[Opening Passage for review section]

Prion infection of mice transgenic for human APPSwe: increased accumulation of cortical formic acid extractable Abeta(1-42) and rapid scrapie disease development.

Project Neurodegenerative Diseases, Robert-Koch-Institute, Nordufer 20, 13353 Berlin, Germany.
International Journal of Developmental Neuroscience (Impact Factor: 2.92). 08/2008; 26(7):821-4. DOI: 10.1016/j.ijdevneu.2008.07.001
Source: PubMed

ABSTRACT Neuropathological, epidemiological and experimental data indicate a potential interrelationship between Alzheimer's disease and prion diseases. Proteolytic processing of amyloid precursor protein (APP) by beta-secretase was recently suggested to be controlled by prion protein expression. Here, we characterized the prion infection of Tg2576 mice, which overexpress the human APP(Swe) protein. Prion infection of Tg2576-mice led to an early death of the animals, which was preceded by a relatively short symptomatic stage. However, disease-associated gliosis and deposition of misfolded prion protein PrP(Sc) were identical in infected Tg2576-mice and non-transgenic littermate controls. To analyze the effect of prion infection on APP processing and generation of beta-amyloid we determined cortical levels of SDS- and formic acid (FA)-extractable forms of beta-amyloid (1-40) and (1-42) by ELISA. Formic acid-extractable Abeta (1-42) levels were 10-fold higher in infected versus uninfected Tg2576 mice whereas other forms of Abeta were essentially unaffected by the prion infection. Hence, the experimental model demonstrates that a prion infection of the CNS promotes selectively formation of FA-extractable Abeta(1-42) in Tg2576 mice.

[Closing Passage for review section]
[Opening Record extracts section]

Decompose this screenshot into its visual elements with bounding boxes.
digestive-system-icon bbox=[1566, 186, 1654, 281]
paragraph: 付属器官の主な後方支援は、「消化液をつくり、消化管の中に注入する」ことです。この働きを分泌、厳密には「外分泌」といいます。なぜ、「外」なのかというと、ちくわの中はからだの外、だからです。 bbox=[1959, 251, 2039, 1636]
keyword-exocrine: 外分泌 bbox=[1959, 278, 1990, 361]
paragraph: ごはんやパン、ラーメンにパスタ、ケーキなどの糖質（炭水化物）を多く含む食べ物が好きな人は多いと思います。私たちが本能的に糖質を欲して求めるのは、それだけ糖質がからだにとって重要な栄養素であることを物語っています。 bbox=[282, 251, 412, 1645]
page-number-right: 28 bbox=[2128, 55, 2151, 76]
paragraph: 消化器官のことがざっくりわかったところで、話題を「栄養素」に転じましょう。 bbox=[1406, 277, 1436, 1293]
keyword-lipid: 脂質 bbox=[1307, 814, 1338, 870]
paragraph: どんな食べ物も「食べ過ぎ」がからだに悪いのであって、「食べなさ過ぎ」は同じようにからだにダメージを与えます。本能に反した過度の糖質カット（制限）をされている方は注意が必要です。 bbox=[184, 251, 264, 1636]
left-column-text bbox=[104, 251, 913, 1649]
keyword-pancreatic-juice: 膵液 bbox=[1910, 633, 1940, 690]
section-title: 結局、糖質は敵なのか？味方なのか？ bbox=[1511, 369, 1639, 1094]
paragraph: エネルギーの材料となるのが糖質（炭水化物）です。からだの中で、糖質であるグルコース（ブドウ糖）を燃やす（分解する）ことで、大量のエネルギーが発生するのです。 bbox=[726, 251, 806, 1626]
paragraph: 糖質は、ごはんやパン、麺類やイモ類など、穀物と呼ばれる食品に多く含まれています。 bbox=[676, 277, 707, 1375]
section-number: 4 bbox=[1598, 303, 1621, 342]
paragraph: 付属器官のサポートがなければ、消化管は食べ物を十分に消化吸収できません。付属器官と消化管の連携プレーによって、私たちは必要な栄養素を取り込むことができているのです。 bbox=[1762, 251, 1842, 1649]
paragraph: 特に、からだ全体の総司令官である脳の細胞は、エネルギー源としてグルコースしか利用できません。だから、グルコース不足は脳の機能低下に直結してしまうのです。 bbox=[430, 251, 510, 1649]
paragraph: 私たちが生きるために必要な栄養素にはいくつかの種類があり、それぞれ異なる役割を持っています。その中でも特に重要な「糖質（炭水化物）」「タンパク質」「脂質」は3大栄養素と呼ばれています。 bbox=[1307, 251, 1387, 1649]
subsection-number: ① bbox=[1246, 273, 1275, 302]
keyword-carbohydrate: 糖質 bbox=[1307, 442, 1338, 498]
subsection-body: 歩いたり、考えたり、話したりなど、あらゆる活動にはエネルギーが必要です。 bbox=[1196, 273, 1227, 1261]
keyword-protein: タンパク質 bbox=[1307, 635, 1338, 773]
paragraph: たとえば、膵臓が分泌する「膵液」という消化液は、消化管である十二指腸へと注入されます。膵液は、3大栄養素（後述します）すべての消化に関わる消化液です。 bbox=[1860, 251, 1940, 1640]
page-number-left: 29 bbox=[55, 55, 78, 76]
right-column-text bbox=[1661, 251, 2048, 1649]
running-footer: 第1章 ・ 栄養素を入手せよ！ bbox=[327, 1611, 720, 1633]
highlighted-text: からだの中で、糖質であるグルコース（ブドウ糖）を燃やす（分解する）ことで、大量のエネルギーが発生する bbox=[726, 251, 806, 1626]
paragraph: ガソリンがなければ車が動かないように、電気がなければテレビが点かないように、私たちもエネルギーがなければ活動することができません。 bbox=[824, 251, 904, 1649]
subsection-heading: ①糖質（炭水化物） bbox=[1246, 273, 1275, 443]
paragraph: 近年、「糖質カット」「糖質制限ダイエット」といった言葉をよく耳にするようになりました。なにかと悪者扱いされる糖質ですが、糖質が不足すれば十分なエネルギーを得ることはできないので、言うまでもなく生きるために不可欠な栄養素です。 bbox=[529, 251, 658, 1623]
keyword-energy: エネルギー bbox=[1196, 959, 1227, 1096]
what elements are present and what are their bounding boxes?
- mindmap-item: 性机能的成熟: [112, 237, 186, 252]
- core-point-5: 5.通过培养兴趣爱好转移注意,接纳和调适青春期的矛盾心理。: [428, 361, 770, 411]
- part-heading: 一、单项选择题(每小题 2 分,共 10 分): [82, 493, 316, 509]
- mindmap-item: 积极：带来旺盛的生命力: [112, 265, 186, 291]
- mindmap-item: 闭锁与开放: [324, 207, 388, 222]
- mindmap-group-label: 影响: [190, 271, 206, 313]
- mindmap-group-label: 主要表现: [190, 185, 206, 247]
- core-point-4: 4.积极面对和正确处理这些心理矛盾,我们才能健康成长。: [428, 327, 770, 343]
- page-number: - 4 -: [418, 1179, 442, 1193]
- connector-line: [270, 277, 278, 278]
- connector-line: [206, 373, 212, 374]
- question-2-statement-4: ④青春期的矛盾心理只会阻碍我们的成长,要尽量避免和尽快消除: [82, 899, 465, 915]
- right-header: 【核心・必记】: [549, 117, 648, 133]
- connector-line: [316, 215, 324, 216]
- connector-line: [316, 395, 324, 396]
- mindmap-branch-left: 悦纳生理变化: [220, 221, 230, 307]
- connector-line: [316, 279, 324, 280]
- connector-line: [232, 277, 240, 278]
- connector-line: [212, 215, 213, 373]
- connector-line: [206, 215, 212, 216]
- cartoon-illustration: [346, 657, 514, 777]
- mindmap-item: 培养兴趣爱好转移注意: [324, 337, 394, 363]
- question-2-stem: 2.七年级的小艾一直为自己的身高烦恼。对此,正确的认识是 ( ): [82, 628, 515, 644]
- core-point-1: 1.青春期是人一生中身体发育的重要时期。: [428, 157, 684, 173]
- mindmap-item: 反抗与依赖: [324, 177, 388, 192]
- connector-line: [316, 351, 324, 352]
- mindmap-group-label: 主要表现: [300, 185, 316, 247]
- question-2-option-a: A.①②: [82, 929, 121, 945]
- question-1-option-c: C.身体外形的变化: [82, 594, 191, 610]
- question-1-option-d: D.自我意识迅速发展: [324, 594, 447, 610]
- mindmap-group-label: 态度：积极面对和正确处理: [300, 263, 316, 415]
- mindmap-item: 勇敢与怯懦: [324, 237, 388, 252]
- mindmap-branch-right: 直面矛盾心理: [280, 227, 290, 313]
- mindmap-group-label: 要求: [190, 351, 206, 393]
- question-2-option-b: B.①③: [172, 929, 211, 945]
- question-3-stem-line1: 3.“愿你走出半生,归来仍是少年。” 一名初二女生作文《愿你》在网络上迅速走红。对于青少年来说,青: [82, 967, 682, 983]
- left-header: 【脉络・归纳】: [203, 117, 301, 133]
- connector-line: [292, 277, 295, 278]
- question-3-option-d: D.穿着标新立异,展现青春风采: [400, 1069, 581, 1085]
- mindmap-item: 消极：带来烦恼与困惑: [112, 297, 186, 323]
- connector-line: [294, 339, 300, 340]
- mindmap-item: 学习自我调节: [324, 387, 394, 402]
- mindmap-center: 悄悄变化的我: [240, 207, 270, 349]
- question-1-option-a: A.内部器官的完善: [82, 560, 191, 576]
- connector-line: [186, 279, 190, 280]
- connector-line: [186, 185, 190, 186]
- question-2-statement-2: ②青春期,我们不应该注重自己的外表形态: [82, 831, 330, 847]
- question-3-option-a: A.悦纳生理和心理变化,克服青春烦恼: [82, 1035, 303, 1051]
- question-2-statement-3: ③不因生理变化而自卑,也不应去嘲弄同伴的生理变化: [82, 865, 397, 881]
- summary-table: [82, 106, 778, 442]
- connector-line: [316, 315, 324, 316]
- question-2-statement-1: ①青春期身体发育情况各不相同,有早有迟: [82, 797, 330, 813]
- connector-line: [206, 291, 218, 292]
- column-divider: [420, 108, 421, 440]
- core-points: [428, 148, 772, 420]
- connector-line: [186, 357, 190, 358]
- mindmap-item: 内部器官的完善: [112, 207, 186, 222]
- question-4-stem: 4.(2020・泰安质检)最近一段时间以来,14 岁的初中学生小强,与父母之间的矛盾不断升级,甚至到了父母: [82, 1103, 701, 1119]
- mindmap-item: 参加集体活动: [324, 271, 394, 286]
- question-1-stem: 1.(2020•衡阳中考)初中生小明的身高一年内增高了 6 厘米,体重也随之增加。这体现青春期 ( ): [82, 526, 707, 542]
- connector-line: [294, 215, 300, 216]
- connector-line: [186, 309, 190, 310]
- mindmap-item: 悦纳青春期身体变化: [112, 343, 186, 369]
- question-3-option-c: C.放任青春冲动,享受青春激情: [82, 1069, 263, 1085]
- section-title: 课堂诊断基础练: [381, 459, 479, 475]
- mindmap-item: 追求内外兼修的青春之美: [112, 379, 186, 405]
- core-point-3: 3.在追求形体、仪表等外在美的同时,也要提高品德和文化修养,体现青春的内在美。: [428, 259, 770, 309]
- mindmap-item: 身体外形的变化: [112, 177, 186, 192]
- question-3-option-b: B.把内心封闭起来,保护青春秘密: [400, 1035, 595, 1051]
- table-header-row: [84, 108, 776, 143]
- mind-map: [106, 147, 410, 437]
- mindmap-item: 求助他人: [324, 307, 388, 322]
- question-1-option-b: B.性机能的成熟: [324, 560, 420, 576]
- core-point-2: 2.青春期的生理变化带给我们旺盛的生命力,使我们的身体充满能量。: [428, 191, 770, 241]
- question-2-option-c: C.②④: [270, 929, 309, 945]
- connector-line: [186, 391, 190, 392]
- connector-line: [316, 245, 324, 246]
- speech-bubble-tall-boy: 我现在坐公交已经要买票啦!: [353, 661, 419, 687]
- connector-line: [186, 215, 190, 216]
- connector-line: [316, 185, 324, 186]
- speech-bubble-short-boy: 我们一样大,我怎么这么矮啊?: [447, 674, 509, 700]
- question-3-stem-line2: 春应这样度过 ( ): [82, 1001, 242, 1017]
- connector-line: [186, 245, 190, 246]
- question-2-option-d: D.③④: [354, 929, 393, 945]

[Closing Record extracts section]

According to the abstract on prion infection in Tg2576 mice, why did the researchers use ELISA to measure cortical levels of SDS- and formic acid-extractable beta-amyloid (1-40) and (1-42)? Answer in one to three sentences. The rows have no connection to the text.

They took these measurements to analyze how prion infection affects APP processing and the generation of beta-amyloid.